What the task requires ▸
Rewrite the items from the start through the line containing "visible-checkbox[interactable] xyxy=(709,173,729,193)", changing every "pencil-icon" to "edit-icon" and keeping all else the same.

══════════

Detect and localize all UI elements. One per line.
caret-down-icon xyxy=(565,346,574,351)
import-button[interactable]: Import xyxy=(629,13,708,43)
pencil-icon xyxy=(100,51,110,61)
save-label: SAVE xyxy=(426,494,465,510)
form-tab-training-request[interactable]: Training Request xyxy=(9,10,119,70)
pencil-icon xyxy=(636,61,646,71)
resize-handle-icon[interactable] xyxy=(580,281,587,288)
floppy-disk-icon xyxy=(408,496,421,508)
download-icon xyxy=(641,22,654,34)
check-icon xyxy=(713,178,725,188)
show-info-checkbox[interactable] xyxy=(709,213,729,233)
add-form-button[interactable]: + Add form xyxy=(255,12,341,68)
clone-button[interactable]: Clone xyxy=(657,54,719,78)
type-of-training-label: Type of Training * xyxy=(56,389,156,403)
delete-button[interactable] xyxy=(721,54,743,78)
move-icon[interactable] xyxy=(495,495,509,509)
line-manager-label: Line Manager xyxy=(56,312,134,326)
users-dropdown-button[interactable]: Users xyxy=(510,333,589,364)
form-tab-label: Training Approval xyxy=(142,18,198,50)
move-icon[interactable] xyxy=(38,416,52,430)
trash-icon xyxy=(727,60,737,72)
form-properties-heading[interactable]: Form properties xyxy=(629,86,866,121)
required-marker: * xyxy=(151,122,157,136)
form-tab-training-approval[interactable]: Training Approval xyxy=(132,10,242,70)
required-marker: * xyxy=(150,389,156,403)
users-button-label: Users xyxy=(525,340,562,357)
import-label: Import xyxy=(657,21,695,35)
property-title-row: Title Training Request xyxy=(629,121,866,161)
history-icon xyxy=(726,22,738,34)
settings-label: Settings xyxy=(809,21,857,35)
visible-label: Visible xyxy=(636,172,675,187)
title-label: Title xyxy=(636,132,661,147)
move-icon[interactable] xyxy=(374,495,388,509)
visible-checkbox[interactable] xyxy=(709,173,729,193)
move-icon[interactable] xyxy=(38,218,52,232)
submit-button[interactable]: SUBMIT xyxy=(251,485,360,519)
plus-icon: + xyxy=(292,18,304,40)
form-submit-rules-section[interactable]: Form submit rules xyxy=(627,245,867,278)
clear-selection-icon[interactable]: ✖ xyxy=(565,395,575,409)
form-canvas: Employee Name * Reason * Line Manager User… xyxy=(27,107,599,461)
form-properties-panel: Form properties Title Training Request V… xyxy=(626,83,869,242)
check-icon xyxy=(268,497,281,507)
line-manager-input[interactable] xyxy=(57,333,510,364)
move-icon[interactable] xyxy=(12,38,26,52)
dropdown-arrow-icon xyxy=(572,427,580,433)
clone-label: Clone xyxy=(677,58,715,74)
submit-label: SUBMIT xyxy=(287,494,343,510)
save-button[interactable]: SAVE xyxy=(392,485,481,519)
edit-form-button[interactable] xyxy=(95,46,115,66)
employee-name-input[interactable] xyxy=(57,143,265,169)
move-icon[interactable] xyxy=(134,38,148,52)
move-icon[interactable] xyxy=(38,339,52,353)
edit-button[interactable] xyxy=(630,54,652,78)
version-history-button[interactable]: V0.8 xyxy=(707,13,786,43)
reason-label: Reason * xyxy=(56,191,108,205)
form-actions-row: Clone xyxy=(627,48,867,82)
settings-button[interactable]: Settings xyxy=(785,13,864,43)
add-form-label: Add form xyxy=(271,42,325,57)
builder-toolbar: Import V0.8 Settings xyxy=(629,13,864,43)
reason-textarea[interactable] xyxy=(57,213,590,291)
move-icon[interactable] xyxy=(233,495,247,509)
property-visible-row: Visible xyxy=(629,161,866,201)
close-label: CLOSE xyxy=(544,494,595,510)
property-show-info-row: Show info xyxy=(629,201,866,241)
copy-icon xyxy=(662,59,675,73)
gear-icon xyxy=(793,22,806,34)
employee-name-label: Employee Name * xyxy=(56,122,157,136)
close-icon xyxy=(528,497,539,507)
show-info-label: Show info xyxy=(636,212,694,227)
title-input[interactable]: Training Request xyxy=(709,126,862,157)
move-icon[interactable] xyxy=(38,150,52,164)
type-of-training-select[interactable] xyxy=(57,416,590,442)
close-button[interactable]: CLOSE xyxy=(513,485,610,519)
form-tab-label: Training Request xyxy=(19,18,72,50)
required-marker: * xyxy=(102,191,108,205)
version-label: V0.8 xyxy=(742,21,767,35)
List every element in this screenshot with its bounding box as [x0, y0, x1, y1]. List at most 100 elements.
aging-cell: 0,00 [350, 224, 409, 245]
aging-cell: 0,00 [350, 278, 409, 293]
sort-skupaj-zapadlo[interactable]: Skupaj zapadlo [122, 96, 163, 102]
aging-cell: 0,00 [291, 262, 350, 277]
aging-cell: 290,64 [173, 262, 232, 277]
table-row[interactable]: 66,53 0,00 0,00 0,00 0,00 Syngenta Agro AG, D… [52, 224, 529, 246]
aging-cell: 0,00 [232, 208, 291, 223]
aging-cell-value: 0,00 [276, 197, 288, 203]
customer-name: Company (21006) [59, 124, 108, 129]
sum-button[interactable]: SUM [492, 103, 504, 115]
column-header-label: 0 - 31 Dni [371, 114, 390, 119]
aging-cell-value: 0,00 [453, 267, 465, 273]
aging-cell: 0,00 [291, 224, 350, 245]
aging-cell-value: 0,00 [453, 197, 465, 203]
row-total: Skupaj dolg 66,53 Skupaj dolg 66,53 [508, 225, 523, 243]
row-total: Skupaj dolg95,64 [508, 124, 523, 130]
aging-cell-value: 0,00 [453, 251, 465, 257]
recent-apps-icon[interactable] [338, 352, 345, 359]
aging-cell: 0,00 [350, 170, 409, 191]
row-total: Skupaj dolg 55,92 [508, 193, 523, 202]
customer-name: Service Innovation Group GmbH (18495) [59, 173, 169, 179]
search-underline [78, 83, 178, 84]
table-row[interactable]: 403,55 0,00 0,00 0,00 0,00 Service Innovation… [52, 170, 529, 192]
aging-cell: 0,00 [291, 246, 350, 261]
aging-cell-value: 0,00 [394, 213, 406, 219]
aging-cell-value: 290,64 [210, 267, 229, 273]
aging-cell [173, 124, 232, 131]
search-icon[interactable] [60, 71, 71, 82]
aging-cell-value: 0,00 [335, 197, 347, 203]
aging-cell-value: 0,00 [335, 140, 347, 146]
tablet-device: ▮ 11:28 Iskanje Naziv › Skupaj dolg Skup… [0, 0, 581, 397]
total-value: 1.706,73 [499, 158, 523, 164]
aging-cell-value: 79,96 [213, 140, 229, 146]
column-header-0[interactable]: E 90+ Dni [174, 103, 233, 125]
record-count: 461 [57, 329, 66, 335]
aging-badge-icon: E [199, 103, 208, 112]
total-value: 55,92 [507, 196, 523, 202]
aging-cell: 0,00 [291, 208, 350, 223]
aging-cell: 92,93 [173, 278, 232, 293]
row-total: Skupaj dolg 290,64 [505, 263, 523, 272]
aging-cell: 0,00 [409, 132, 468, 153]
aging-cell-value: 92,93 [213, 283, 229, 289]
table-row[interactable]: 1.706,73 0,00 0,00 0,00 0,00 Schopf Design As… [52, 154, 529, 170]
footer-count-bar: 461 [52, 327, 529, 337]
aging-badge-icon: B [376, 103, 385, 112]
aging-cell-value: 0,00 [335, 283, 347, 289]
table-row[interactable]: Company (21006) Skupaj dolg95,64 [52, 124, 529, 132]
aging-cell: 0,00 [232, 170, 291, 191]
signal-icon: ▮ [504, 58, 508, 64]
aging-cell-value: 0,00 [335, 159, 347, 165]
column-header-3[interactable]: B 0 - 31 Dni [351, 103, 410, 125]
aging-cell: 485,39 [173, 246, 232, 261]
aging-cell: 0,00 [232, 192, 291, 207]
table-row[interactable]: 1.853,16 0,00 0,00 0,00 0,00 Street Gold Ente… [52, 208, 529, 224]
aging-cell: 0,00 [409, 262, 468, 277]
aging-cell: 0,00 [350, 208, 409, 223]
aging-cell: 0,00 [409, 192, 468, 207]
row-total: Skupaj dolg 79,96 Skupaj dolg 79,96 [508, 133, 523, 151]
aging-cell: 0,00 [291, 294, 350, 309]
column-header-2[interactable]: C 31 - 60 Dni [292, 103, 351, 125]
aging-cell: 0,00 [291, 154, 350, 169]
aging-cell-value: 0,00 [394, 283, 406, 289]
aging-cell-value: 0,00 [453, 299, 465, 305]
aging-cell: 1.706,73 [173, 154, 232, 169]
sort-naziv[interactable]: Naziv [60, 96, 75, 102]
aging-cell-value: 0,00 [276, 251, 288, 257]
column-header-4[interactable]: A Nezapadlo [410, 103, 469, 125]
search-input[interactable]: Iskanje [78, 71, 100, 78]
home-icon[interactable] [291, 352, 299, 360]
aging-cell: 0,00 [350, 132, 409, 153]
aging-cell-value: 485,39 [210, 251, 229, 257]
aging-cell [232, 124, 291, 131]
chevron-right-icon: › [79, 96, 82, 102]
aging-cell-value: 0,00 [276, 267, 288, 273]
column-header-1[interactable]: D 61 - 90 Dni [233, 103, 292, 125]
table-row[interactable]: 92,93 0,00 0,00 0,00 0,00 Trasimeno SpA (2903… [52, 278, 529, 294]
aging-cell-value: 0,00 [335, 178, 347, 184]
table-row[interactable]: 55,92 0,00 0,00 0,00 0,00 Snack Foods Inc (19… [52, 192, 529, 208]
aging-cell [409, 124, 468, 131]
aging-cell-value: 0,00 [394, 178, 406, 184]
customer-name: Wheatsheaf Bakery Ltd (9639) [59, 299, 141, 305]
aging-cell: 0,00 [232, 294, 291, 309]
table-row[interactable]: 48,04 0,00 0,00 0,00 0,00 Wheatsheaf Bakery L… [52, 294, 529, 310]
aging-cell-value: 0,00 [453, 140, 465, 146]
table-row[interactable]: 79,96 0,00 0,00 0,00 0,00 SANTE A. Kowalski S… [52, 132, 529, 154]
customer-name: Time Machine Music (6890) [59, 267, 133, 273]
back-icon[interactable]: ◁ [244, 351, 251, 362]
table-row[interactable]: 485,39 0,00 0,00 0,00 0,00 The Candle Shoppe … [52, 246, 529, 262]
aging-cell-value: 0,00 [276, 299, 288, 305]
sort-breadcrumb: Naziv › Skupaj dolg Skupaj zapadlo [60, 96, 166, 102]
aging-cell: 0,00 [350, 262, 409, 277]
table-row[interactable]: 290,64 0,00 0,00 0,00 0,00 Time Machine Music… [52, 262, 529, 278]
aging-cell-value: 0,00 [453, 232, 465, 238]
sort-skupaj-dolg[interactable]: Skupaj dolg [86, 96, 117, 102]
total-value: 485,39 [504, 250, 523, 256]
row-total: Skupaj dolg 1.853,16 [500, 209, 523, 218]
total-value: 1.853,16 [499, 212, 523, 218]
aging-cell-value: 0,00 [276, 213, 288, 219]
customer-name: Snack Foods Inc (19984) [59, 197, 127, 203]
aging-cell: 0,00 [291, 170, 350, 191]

══════════

Exercise output ▸
Detect and localize all UI elements. One per line.
caret-down-icon xyxy=(565,346,574,351)
import-button[interactable]: Import xyxy=(629,13,708,43)
edit-icon xyxy=(100,51,110,61)
save-label: SAVE xyxy=(426,494,465,510)
form-tab-training-request[interactable]: Training Request xyxy=(9,10,119,70)
edit-icon xyxy=(636,61,646,71)
resize-handle-icon[interactable] xyxy=(580,281,587,288)
floppy-disk-icon xyxy=(408,496,421,508)
download-icon xyxy=(641,22,654,34)
check-icon xyxy=(713,178,725,188)
show-info-checkbox[interactable] xyxy=(709,213,729,233)
add-form-button[interactable]: + Add form xyxy=(255,12,341,68)
clone-button[interactable]: Clone xyxy=(657,54,719,78)
type-of-training-label: Type of Training * xyxy=(56,389,156,403)
delete-button[interactable] xyxy=(721,54,743,78)
move-icon[interactable] xyxy=(495,495,509,509)
line-manager-label: Line Manager xyxy=(56,312,134,326)
users-dropdown-button[interactable]: Users xyxy=(510,333,589,364)
form-tab-label: Training Approval xyxy=(142,18,198,50)
move-icon[interactable] xyxy=(38,416,52,430)
trash-icon xyxy=(727,60,737,72)
form-properties-heading[interactable]: Form properties xyxy=(629,86,866,121)
required-marker: * xyxy=(151,122,157,136)
form-tab-training-approval[interactable]: Training Approval xyxy=(132,10,242,70)
required-marker: * xyxy=(150,389,156,403)
users-button-label: Users xyxy=(525,340,562,357)
import-label: Import xyxy=(657,21,695,35)
property-title-row: Title Training Request xyxy=(629,121,866,161)
history-icon xyxy=(726,22,738,34)
settings-label: Settings xyxy=(809,21,857,35)
visible-label: Visible xyxy=(636,172,675,187)
title-label: Title xyxy=(636,132,661,147)
move-icon[interactable] xyxy=(374,495,388,509)
visible-checkbox[interactable] xyxy=(709,173,729,193)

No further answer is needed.